Can you output the records below exactly as they are written?

▸ THE RECORDS
- - -

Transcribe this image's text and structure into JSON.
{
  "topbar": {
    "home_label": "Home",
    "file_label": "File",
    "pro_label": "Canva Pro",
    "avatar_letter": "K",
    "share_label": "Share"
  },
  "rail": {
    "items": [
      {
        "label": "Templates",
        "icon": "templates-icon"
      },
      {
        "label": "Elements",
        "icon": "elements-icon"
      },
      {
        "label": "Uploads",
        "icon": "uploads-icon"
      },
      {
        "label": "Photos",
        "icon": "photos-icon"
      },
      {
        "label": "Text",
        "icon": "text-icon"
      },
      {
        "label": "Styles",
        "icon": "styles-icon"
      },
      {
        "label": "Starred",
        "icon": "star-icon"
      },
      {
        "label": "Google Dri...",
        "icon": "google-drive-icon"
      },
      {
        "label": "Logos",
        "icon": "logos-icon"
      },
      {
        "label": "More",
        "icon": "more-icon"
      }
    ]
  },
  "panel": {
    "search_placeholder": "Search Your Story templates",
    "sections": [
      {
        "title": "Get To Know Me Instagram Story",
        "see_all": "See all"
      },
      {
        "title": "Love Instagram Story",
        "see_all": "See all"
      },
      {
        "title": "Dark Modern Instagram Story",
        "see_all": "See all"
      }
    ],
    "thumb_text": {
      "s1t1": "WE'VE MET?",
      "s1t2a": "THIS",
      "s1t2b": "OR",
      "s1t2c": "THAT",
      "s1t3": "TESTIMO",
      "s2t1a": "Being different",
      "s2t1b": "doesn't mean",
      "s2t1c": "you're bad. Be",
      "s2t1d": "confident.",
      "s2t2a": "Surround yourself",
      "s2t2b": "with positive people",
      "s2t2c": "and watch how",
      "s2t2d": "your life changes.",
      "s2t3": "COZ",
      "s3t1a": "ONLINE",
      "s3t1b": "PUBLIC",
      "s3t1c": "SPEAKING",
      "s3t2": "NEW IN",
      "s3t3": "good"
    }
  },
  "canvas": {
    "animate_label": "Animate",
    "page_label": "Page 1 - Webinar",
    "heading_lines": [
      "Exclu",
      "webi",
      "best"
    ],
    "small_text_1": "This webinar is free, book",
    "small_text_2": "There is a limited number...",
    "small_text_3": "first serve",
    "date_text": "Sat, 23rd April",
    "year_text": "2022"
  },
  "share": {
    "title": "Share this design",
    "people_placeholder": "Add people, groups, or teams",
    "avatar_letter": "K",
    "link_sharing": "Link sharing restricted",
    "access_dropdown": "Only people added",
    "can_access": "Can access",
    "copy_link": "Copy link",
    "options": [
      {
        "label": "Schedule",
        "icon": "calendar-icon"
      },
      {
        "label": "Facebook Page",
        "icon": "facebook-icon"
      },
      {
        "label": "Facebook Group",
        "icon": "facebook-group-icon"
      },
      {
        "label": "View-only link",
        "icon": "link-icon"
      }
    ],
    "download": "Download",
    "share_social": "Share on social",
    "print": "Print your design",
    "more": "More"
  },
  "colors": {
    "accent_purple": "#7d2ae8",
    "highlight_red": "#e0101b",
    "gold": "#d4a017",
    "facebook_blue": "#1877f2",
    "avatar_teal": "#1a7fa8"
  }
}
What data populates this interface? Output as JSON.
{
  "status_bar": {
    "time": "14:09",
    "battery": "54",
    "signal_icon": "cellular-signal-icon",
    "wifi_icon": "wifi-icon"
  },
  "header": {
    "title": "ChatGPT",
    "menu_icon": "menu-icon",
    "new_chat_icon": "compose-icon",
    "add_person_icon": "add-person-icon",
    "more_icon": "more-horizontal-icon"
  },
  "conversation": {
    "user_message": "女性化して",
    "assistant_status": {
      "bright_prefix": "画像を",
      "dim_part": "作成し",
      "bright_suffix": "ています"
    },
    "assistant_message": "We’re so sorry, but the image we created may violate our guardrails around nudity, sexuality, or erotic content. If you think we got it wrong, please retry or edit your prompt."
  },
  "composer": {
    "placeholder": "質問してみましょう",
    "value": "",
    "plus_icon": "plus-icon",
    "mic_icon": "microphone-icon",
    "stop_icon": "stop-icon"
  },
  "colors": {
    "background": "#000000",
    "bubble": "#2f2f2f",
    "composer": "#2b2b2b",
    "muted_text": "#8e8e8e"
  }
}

- - -

▸ ANSWER FOR THE TASK
Transcribe this image's text and structure into JSON.
{
  "topbar": {
    "home_label": "Home",
    "file_label": "File",
    "pro_label": "Canva Pro",
    "avatar_letter": "K",
    "share_label": "Share"
  },
  "rail": {
    "items": [
      {
        "label": "Templates",
        "icon": "templates-icon"
      },
      {
        "label": "Elements",
        "icon": "elements-icon"
      },
      {
        "label": "Uploads",
        "icon": "uploads-icon"
      },
      {
        "label": "Photos",
        "icon": "photos-icon"
      },
      {
        "label": "Text",
        "icon": "text-icon"
      },
      {
        "label": "Styles",
        "icon": "styles-icon"
      },
      {
        "label": "Starred",
        "icon": "star-icon"
      },
      {
        "label": "Google Dri...",
        "icon": "google-drive-icon"
      },
      {
        "label": "Logos",
        "icon": "logos-icon"
      },
      {
        "label": "More",
        "icon": "more-icon"
      }
    ]
  },
  "panel": {
    "search_placeholder": "Search Your Story templates",
    "sections": [
      {
        "title": "Get To Know Me Instagram Story",
        "see_all": "See all"
      },
      {
        "title": "Love Instagram Story",
        "see_all": "See all"
      },
      {
        "title": "Dark Modern Instagram Story",
        "see_all": "See all"
      }
    ],
    "thumb_text": {
      "s1t1": "WE'VE MET?",
      "s1t2a": "THIS",
      "s1t2b": "OR",
      "s1t2c": "THAT",
      "s1t3": "TESTIMO",
      "s2t1a": "Being different",
      "s2t1b": "doesn't mean",
      "s2t1c": "you're bad. Be",
      "s2t1d": "confident.",
      "s2t2a": "Surround yourself",
      "s2t2b": "with positive people",
      "s2t2c": "and watch how",
      "s2t2d": "your life changes.",
      "s2t3": "COZ",
      "s3t1a": "ONLINE",
      "s3t1b": "PUBLIC",
      "s3t1c": "SPEAKING",
      "s3t2": "NEW IN",
      "s3t3": "good"
    }
  },
  "canvas": {
    "animate_label": "Animate",
    "page_label": "Page 1 - Webinar",
    "heading_lines": [
      "Exclu",
      "webi",
      "best"
    ],
    "small_text_1": "This webinar is free, book",
    "small_text_2": "There is a limited number...",
    "small_text_3": "first serve",
    "date_text": "Sat, 23rd April",
    "year_text": "2022"
  },
  "share": {
    "title": "Share this design",
    "people_placeholder": "Add people, groups, or teams",
    "avatar_letter": "K",
    "link_sharing": "Link sharing restricted",
    "access_dropdown": "Only people added",
    "can_access": "Can access",
    "copy_link": "Copy link",
    "options": [
      {
        "label": "Schedule",
        "icon": "calendar-icon"
      },
      {
        "label": "Facebook Page",
        "icon": "facebook-icon"
      },
      {
        "label": "Facebook Group",
        "icon": "facebook-group-icon"
      },
      {
        "label": "View-only link",
        "icon": "link-icon"
      }
    ],
    "download": "Download",
    "share_social": "Share on social",
    "print": "Print your design",
    "more": "More"
  },
  "colors": {
    "accent_purple": "#7d2ae8",
    "highlight_red": "#e0101b",
    "gold": "#d4a017",
    "facebook_blue": "#1877f2",
    "avatar_teal": "#1a7fa8"
  }
}
What data populates this interface? Output as JSON.
{
  "status_bar": {
    "time": "14:09",
    "battery": "54",
    "signal_icon": "cellular-signal-icon",
    "wifi_icon": "wifi-icon"
  },
  "header": {
    "title": "ChatGPT",
    "menu_icon": "menu-icon",
    "new_chat_icon": "compose-icon",
    "add_person_icon": "add-person-icon",
    "more_icon": "more-horizontal-icon"
  },
  "conversation": {
    "user_message": "女性化して",
    "assistant_status": {
      "bright_prefix": "画像を",
      "dim_part": "作成し",
      "bright_suffix": "ています"
    },
    "assistant_message": "We’re so sorry, but the image we created may violate our guardrails around nudity, sexuality, or erotic content. If you think we got it wrong, please retry or edit your prompt."
  },
  "composer": {
    "placeholder": "質問してみましょう",
    "value": "",
    "plus_icon": "plus-icon",
    "mic_icon": "microphone-icon",
    "stop_icon": "stop-icon"
  },
  "colors": {
    "background": "#000000",
    "bubble": "#2f2f2f",
    "composer": "#2b2b2b",
    "muted_text": "#8e8e8e"
  }
}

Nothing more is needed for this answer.